**TASK GOAL**
Reproduce the data below verbatim from the line containing "Transcribe the text in this document." through its final line, and produce nothing more.
[DATA start]
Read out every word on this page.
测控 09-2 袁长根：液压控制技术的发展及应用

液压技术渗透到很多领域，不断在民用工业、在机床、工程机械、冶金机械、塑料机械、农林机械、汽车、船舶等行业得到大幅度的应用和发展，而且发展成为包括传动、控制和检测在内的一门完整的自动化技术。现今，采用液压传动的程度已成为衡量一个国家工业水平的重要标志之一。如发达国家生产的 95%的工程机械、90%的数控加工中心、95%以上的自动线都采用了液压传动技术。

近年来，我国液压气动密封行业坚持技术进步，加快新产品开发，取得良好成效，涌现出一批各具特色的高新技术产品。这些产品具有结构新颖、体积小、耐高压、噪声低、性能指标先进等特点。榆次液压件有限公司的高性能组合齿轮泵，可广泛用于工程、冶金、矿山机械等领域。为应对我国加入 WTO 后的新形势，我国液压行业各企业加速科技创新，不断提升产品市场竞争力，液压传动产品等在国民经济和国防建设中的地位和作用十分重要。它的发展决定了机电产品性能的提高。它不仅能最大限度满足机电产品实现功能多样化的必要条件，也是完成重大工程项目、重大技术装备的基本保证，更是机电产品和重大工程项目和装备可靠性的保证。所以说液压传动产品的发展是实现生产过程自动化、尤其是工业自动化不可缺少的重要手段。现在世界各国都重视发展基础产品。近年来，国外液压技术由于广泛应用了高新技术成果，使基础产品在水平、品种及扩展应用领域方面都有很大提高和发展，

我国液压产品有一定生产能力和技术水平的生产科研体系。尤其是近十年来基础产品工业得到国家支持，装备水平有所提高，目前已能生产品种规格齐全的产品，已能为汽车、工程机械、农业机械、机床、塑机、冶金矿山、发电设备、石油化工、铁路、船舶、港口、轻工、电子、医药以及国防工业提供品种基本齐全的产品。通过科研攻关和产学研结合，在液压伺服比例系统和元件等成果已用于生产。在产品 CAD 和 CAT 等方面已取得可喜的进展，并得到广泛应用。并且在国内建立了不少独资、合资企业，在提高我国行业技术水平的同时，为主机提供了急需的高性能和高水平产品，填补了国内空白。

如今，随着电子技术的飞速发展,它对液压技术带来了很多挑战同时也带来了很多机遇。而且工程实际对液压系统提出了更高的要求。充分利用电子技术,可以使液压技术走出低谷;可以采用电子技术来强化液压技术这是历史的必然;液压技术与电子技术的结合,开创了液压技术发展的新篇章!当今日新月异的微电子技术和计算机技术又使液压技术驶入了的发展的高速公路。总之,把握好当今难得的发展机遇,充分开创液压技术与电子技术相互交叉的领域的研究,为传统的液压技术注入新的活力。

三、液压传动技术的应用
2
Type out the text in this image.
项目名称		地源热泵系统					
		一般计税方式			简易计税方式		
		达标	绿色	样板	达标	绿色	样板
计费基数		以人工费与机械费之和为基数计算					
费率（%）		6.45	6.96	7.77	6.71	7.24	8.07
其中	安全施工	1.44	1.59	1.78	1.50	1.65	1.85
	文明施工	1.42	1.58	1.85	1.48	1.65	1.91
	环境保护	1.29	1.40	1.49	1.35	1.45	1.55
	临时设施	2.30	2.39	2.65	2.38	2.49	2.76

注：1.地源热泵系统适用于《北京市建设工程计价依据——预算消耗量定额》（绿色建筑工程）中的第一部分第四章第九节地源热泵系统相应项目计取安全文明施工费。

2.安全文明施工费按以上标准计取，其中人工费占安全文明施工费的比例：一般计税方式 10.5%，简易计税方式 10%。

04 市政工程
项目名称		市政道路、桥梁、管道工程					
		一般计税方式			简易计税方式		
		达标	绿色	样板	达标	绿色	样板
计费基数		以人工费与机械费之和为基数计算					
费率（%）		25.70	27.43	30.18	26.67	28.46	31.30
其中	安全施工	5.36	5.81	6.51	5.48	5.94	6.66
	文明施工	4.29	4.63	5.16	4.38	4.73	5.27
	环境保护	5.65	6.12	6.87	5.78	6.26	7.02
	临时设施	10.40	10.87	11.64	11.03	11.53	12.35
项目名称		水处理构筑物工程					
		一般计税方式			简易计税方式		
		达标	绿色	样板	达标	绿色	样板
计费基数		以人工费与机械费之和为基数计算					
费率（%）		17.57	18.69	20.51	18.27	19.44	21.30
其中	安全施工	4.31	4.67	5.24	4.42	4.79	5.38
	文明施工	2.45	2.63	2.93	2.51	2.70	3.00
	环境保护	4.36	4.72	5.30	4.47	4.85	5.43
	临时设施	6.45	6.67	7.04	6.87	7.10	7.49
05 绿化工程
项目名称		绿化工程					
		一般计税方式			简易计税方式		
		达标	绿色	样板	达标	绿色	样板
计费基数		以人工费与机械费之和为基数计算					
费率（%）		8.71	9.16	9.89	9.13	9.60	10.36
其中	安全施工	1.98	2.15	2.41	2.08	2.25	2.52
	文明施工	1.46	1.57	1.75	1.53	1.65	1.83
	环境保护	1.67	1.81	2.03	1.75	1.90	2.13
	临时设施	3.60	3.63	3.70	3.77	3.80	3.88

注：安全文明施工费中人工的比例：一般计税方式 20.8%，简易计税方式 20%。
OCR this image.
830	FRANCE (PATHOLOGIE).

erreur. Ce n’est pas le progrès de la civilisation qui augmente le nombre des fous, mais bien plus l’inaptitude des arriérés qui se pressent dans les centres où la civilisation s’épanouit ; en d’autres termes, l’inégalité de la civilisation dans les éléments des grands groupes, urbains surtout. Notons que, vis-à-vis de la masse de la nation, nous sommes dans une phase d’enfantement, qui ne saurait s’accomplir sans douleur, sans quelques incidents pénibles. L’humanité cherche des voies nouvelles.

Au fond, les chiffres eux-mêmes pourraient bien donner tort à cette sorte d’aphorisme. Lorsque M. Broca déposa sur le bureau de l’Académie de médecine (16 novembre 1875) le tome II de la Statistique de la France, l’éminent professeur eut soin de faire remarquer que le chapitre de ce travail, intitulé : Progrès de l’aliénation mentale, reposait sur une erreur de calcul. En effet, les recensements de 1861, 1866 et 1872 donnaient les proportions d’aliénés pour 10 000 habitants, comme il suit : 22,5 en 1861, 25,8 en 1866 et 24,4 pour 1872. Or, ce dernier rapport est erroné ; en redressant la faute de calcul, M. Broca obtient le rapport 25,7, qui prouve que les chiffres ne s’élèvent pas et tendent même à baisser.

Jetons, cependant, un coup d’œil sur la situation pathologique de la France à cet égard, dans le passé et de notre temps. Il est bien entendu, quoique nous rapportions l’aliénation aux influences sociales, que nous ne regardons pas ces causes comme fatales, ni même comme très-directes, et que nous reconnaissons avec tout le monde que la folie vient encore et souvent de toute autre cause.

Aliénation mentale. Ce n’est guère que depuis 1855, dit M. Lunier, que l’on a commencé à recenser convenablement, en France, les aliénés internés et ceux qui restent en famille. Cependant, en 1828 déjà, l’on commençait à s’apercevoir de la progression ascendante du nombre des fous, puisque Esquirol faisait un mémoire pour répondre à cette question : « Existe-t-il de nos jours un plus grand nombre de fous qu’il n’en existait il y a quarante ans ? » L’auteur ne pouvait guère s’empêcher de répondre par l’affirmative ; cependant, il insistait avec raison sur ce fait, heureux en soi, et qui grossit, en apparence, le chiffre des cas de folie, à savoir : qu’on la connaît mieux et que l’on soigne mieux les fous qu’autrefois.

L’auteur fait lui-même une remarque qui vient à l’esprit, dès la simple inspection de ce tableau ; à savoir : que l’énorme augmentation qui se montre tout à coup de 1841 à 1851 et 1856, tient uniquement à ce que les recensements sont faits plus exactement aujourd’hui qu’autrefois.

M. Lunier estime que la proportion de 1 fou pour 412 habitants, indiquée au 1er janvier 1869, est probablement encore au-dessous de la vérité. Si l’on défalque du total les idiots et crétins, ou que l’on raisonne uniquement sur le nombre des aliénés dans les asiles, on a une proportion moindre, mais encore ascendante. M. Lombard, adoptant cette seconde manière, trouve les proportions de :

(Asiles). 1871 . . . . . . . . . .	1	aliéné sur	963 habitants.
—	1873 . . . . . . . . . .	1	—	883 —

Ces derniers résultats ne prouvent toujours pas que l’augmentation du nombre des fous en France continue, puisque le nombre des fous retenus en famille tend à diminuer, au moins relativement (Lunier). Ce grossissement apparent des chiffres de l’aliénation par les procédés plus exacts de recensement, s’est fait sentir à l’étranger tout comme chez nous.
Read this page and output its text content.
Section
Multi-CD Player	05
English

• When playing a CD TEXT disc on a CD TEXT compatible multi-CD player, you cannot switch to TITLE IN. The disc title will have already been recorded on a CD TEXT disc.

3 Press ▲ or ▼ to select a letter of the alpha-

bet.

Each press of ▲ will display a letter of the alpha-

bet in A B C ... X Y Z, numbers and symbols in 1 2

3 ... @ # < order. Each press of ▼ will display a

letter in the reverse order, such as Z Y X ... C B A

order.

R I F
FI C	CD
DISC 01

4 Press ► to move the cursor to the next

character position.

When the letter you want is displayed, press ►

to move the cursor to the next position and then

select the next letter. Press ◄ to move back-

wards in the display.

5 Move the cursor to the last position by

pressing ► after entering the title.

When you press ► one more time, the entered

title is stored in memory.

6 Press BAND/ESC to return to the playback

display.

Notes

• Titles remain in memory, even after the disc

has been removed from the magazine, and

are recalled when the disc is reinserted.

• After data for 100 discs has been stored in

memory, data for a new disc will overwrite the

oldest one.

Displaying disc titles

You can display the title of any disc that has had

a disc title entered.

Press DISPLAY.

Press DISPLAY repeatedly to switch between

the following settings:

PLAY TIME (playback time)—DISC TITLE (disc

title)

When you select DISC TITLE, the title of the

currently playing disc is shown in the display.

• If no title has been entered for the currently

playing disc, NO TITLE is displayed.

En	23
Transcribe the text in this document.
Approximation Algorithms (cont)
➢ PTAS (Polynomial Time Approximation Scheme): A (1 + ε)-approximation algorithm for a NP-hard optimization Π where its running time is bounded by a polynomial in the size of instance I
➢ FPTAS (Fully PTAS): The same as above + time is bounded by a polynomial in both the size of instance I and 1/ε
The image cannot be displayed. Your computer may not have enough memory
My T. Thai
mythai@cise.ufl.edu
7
[DATA end]
**EXERCISE OUTPUT**
Transcribe the text in this document.
Approximation Algorithms (cont)
➢ PTAS (Polynomial Time Approximation Scheme): A (1 + ε)-approximation algorithm for a NP-hard optimization Π where its running time is bounded by a polynomial in the size of instance I
➢ FPTAS (Fully PTAS): The same as above + time is bounded by a polynomial in both the size of instance I and 1/ε
The image cannot be displayed. Your computer may not have enough memory
My T. Thai
mythai@cise.ufl.edu
7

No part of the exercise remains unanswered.